Collection entries:
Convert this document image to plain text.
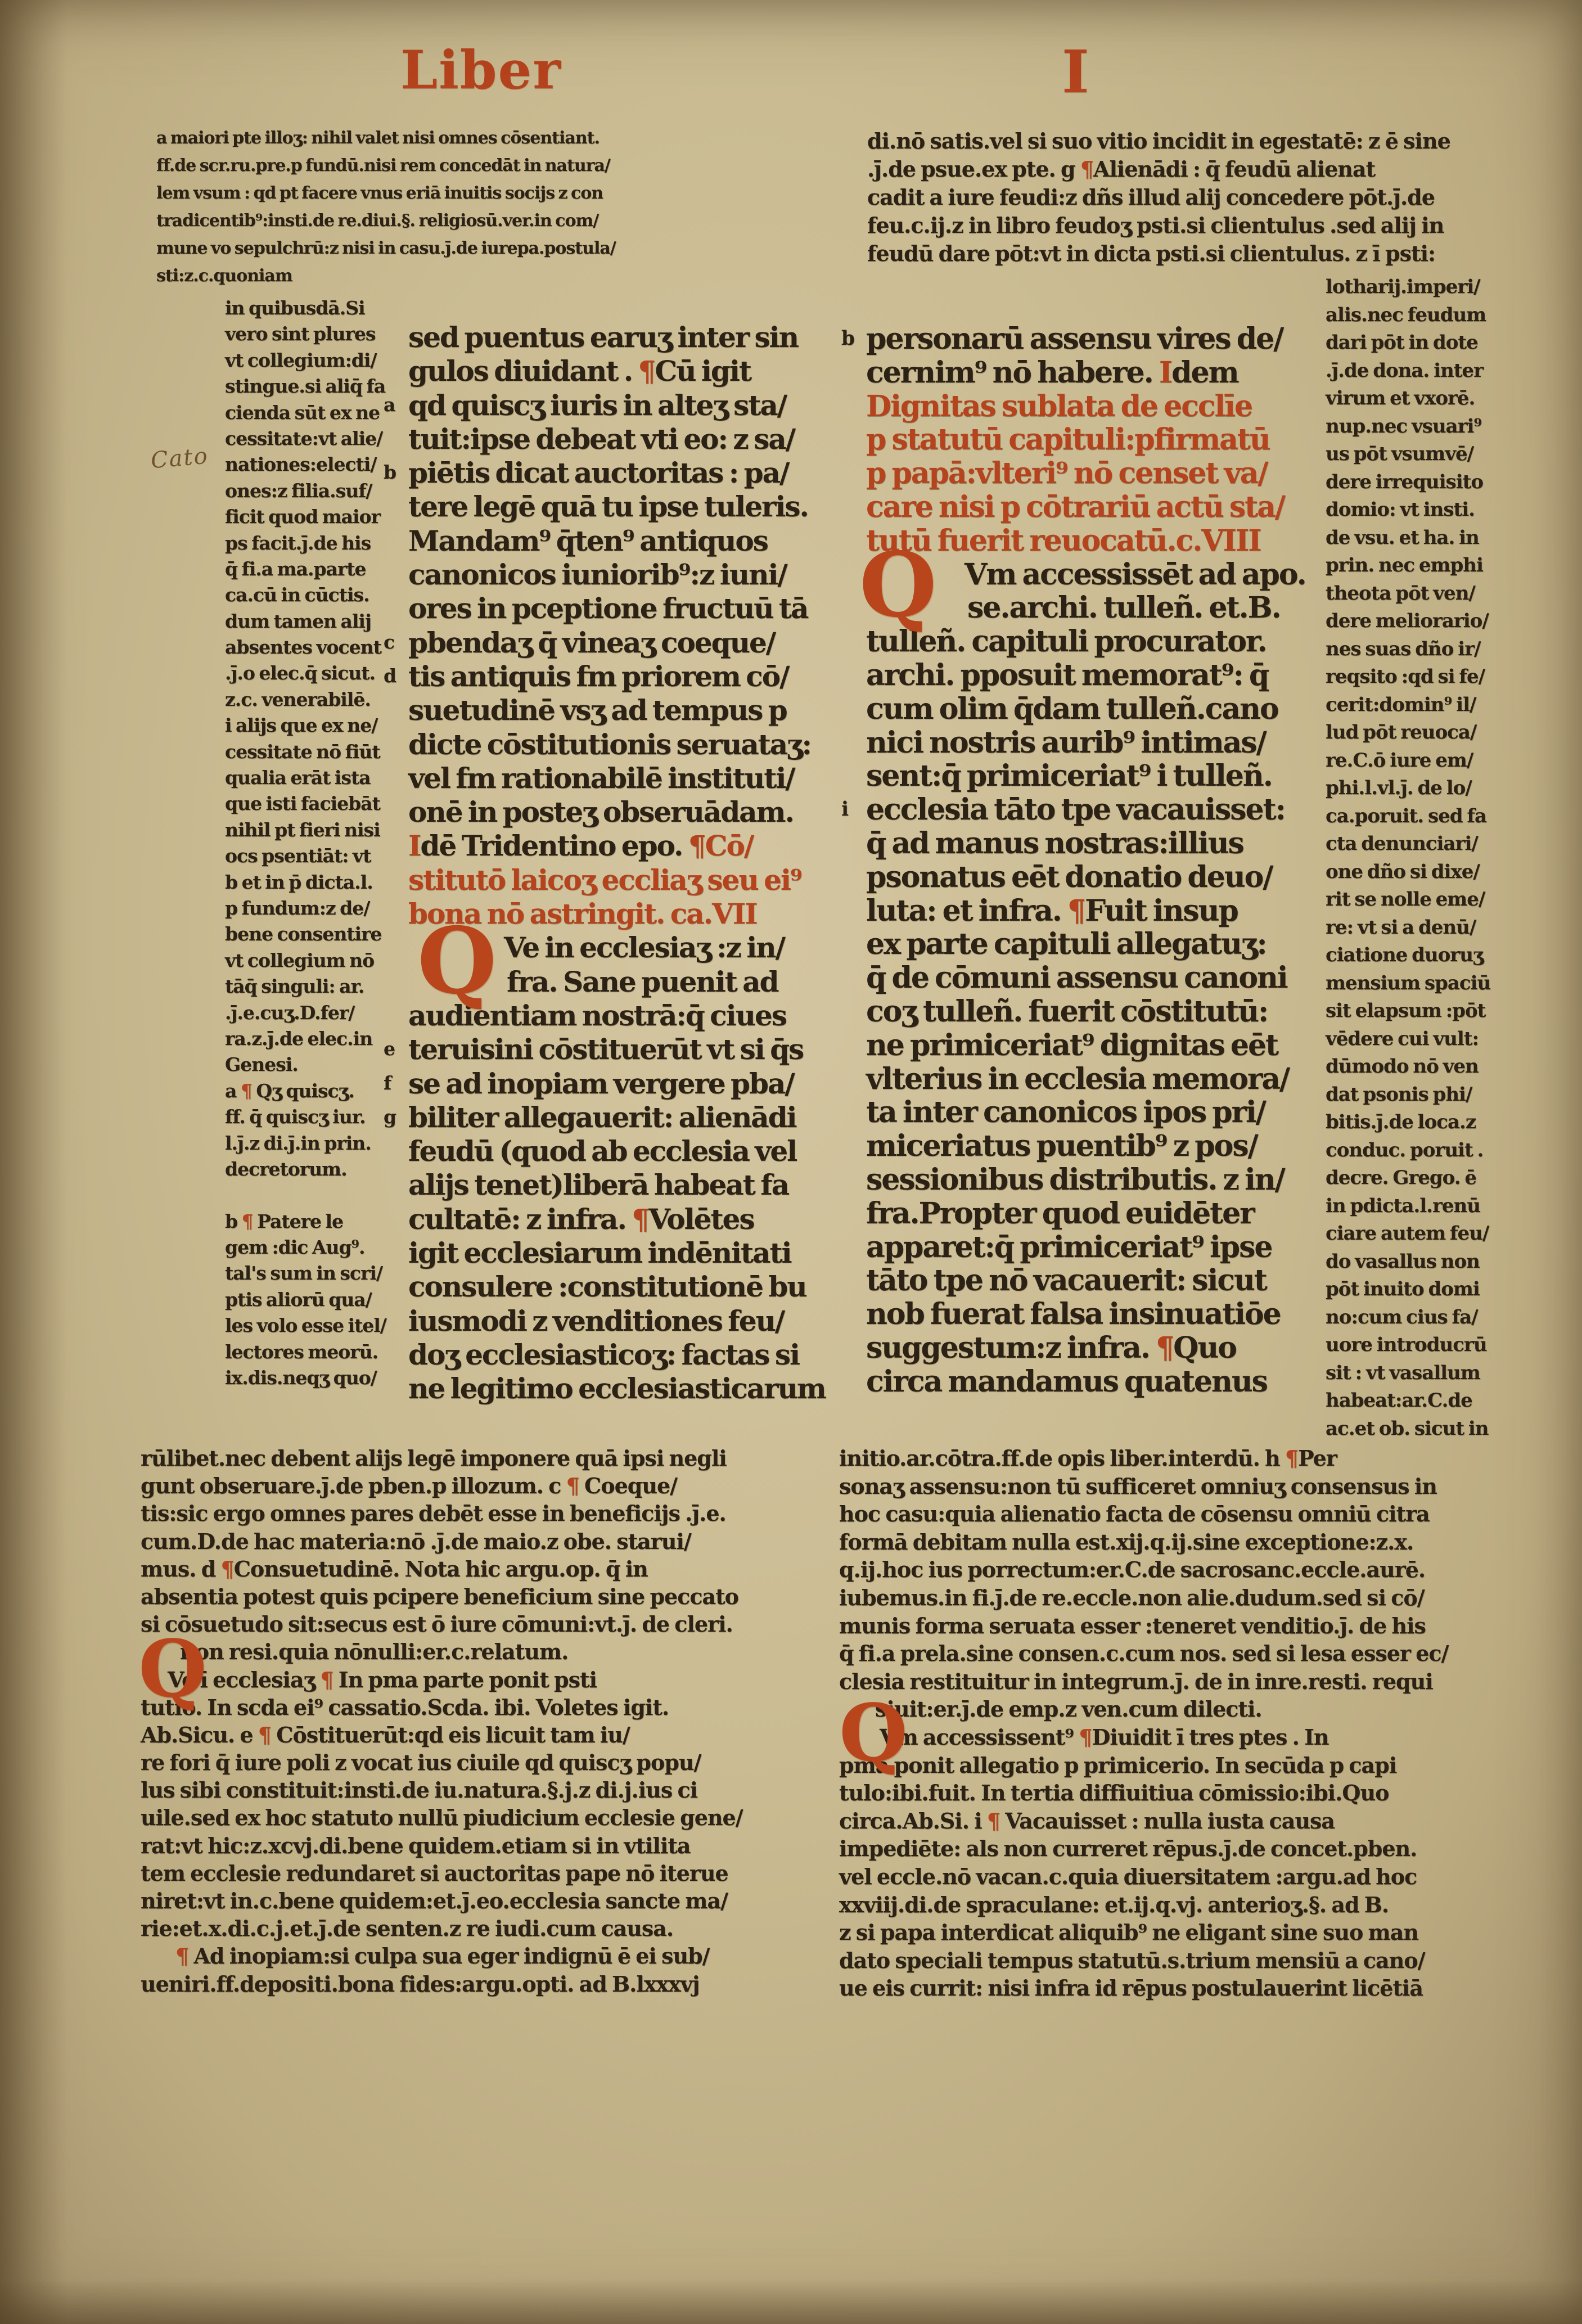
Liber	I
a maiori pte illoʒ: nihil valet nisi omnes cōsentiant.
ff.de scr.ru.pre.p fundū.nisi rem concedāt in natura/
lem vsum : qd pt facere vnus eriā inuitis socijs z con
tradicentib⁹:insti.de re.diui.§. religiosū.ver.in com/
mune vo sepulchrū:z nisi in casu.j̄.de iurepa.postula/
sti:z.c.quoniam
in quibusdā.Si
vero sint plures
vt collegium:di/
stingue.si aliq̄ fa
cienda sūt ex ne
cessitate:vt alie/
nationes:electi/
ones:z filia.suf/
ficit quod maior
ps facit.j̄.de his
q̄ fi.a ma.parte
ca.cū in cūctis.
dum tamen alij
absentes vocent
.j̄.o elec.q̄ sicut.
z.c. venerabilē.
i alijs que ex ne/
cessitate nō fiūt
qualia erāt ista
que isti faciebāt
nihil pt fieri nisi
ocs psentiāt: vt
b et in p̄ dicta.l.
p fundum:z de/
bene consentire
vt collegium nō
tāq̄ singuli: ar.
.j̄.e.cuʒ.D.fer/
ra.z.j̄.de elec.in
Genesi.
a ¶ Qʒ quiscʒ.
ff. q̄ quiscʒ iur.
l.j̄.z di.j̄.in prin.
decretorum.
b ¶ Patere le
gem :dic Aug⁹.
tal's sum in scri/
ptis aliorū qua/
les volo esse itel/
lectores meorū.
ix.dis.neqʒ quo/
sed puentus earuʒ inter sin
gulos diuidant . ¶Cū igit
a qd quiscʒ iuris in alteʒ sta/
tuit:ipse debeat vti eo: z sa/
b piētis dicat auctoritas : pa/
tere legē quā tu ipse tuleris.
Mandam⁹ q̄ten⁹ antiquos
canonicos iuniorib⁹:z iuni/
ores in pceptione fructuū tā
c pbendaʒ q̄ vineaʒ coeque/
d tis antiquis fm priorem cō/
suetudinē vsʒ ad tempus p
dicte cōstitutionis seruataʒ:
vel fm rationabilē instituti/
onē in posteʒ obseruādam.
Idē Tridentino epo. ¶Cō/
stitutō laicoʒ eccliaʒ seu ei⁹
bona nō astringit. ca.VII
Ve in ecclesiaʒ :z in/
fra. Sane puenit ad
audientiam nostrā:q̄ ciues
e teruisini cōstituerūt vt si q̄s
f se ad inopiam vergere pba/
g biliter allegauerit: alienādi
feudū (quod ab ecclesia vel
alijs tenet)liberā habeat fa
cultatē: z infra. ¶Volētes
igit ecclesiarum indēnitati
consulere :constitutionē bu
iusmodi z venditiones feu/
doʒ ecclesiasticoʒ: factas si
ne legitimo ecclesiasticarum
di.nō satis.vel si suo vitio incidit in egestatē: z ē sine
.j̄.de psue.ex pte. g ¶Alienādi : q̄ feudū alienat
cadit a iure feudi:z dñs illud alij concedere pōt.j̄.de
feu.c.ij.z in libro feudoʒ psti.si clientulus .sed alij in
feudū dare pōt:vt in dicta psti.si clientulus. z ī psti:
b personarū assensu vires de/
cernim⁹ nō habere. Idem
Dignitas sublata de ecclīe
p statutū capituli:pfirmatū
p papā:vlteri⁹ nō censet va/
care nisi p cōtrariū actū sta/
tutū fuerit reuocatū.c.VIII
Vm accessissēt ad apo.
se.archi. tulleñ. et.B.
tulleñ. capituli procurator.
archi. pposuit memorat⁹: q̄
cum olim q̄dam tulleñ.cano
nici nostris aurib⁹ intimas/
sent:q̄ primiceriat⁹ i tulleñ.
i ecclesia tāto tpe vacauisset:
q̄ ad manus nostras:illius
psonatus eēt donatio deuo/
luta: et infra. ¶Fuit insup
ex parte capituli allegatuʒ:
q̄ de cōmuni assensu canoni
coʒ tulleñ. fuerit cōstitutū:
ne primiceriat⁹ dignitas eēt
vlterius in ecclesia memora/
ta inter canonicos ipos pri/
miceriatus puentib⁹ z pos/
sessionibus distributis. z in/
fra.Propter quod euidēter
apparet:q̄ primiceriat⁹ ipse
tāto tpe nō vacauerit: sicut
nob fuerat falsa insinuatiōe
suggestum:z infra. ¶Quo
circa mandamus quatenus
lotharij.imperi/
alis.nec feudum
dari pōt in dote
.j̄.de dona. inter
virum et vxorē.
nup.nec vsuari⁹
us pōt vsumvē/
dere irrequisito
domio: vt insti.
de vsu. et ha. in
prin. nec emphi
theota pōt ven/
dere meliorario/
nes suas dño ir/
reqsito :qd si fe/
cerit:domin⁹ il/
lud pōt reuoca/
re.C.ō iure em/
phi.l.vl.j̄. de lo/
ca.poruit. sed fa
cta denunciari/
one dño si dixe/
rit se nolle eme/
re: vt si a denū/
ciatione duoruʒ
mensium spaciū
sit elapsum :pōt
vēdere cui vult:
dūmodo nō ven
dat psonis phi/
bitis.j̄.de loca.z
conduc. poruit .
decre. Grego. ē
in pdicta.l.renū
ciare autem feu/
do vasallus non
pōt inuito domi
no:cum cius fa/
uore introducrū
sit : vt vasallum
habeat:ar.C.de
ac.et ob. sicut in
rūlibet.nec debent alijs legē imponere quā ipsi negli
gunt obseruare.j̄.de pben.p illozum. c ¶ Coeque/
tis:sic ergo omnes pares debēt esse in beneficijs .j̄.e.
cum.D.de hac materia:nō .j̄.de maio.z obe. starui/
mus. d ¶Consuetudinē. Nota hic argu.op. q̄ in
absentia potest quis pcipere beneficium sine peccato
si cōsuetudo sit:secus est ō iure cōmuni:vt.j̄. de cleri.
non resi.quia nōnulli:er.c.relatum.
Ve ī ecclesiaʒ ¶ In pma parte ponit psti
tutio. In scda ei⁹ cassatio.Scda. ibi. Voletes igit.
Ab.Sicu. e ¶ Cōstituerūt:qd eis licuit tam iu/
re fori q̄ iure poli z vocat ius ciuile qd quiscʒ popu/
lus sibi constituit:insti.de iu.natura.§.j.z di.j.ius ci
uile.sed ex hoc statuto nullū piudicium ecclesie gene/
rat:vt hic:z.xcvj.di.bene quidem.etiam si in vtilita
tem ecclesie redundaret si auctoritas pape nō iterue
niret:vt in.c.bene quidem:et.j̄.eo.ecclesia sancte ma/
rie:et.x.di.c.j.et.j̄.de senten.z re iudi.cum causa.
¶ Ad inopiam:si culpa sua eger indignū ē ei sub/
ueniri.ff.depositi.bona fides:argu.opti. ad B.lxxxvj
initio.ar.cōtra.ff.de opis liber.interdū. h ¶Per
sonaʒ assensu:non tū sufficeret omniuʒ consensus in
hoc casu:quia alienatio facta de cōsensu omniū citra
formā debitam nulla est.xij.q.ij.sine exceptione:z.x.
q.ij.hoc ius porrectum:er.C.de sacrosanc.eccle.aurē.
iubemus.in fi.j̄.de re.eccle.non alie.dudum.sed si cō/
munis forma seruata esser :teneret venditio.j̄. de his
q̄ fi.a prela.sine consen.c.cum nos. sed si lesa esser ec/
clesia restituitur in integrum.j̄. de in inre.resti. requi
siuit:er.j̄.de emp.z ven.cum dilecti.
Vm accessissent⁹ ¶Diuidit ī tres ptes . In
pma ponit allegatio p primicerio. In secūda p capi
tulo:ibi.fuit. In tertia diffiuitiua cōmissio:ibi.Quo
circa.Ab.Si. i ¶ Vacauisset : nulla iusta causa
impediēte: als non curreret rēpus.j̄.de concet.pben.
vel eccle.nō vacan.c.quia diuersitatem :argu.ad hoc
xxviij.di.de spraculane: et.ij.q.vj. anterioʒ.§. ad B.
z si papa interdicat aliquib⁹ ne eligant sine suo man
dato speciali tempus statutū.s.trium mensiū a cano/
ue eis currit: nisi infra id rēpus postulauerint licētiā
Cato
Q
Q
Q
Q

§ What is needed
Count of lines holding the string "statutū": please work it out for the entries above and give the number alone.

§ Solution to this task
2